start
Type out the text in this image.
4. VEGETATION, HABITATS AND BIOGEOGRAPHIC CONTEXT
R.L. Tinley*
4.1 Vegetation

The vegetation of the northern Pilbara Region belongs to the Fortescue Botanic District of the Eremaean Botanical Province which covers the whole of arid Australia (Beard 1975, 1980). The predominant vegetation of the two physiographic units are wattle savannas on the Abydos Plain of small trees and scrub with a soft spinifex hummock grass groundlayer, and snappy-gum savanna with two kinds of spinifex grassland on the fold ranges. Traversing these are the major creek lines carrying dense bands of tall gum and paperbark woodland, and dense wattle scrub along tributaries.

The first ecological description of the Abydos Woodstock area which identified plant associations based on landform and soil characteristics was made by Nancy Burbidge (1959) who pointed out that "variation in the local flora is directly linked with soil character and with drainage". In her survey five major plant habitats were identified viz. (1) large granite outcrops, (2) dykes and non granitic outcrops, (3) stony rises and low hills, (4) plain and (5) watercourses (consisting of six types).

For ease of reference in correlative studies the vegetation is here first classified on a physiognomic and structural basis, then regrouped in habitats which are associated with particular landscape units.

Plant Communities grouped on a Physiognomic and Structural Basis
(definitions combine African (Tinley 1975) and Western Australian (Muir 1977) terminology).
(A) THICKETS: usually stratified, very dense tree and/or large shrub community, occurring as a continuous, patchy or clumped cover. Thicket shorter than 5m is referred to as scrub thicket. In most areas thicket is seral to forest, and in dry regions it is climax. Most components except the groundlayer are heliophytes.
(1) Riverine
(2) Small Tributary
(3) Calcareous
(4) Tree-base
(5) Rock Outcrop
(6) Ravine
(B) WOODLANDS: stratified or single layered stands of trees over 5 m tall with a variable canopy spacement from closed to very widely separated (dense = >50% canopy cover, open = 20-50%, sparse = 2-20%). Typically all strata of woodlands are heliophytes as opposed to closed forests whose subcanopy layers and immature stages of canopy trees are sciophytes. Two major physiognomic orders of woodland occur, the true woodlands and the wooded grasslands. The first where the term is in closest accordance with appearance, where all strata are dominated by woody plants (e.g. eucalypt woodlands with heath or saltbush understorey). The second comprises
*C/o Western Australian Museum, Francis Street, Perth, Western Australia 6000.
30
end
Instruction:
Each line that contains the word "scrub" counts toward the total; give only that total.

Response to this task:
2